*What is expected:* Find how many lines contain the word "load" and state that number alone.

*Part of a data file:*
◆ ◆ ◆ ◆ ◆
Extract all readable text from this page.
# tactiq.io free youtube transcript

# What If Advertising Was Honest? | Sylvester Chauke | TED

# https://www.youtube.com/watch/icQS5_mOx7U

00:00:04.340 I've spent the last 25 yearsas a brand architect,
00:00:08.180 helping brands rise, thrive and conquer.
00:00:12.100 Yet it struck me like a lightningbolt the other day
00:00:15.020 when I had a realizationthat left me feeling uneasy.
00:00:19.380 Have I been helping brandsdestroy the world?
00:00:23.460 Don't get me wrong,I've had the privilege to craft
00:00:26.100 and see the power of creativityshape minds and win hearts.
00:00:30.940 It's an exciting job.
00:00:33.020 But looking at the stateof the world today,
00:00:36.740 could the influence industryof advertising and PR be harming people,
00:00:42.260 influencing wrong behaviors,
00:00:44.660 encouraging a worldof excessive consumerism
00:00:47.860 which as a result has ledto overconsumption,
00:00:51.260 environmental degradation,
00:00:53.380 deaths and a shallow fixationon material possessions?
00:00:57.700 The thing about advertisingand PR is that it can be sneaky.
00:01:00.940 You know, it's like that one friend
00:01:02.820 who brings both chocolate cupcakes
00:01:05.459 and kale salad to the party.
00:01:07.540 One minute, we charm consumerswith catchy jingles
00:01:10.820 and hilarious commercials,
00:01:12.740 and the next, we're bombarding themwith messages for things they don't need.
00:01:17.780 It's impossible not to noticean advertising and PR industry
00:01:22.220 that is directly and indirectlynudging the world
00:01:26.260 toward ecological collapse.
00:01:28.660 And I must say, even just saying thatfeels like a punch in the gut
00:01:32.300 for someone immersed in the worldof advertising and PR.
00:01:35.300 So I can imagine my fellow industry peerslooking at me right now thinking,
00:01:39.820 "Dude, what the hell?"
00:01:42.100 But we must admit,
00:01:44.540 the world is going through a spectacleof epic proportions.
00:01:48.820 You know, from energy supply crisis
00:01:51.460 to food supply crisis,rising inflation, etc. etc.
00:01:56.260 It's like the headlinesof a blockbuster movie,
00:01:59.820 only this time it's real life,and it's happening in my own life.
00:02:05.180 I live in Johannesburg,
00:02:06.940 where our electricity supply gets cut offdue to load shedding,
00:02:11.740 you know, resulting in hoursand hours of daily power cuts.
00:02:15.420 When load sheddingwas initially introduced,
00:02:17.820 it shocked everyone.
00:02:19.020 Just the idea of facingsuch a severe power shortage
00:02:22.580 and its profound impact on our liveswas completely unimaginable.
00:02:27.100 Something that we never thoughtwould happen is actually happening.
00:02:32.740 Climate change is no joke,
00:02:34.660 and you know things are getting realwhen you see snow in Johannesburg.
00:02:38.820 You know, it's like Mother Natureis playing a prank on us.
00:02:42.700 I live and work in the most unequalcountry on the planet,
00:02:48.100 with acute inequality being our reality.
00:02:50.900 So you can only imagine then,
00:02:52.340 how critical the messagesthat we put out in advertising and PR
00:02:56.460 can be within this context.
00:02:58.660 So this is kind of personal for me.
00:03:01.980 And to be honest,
◆ ◆ ◆ ◆ ◆
*Exercise solution:* 2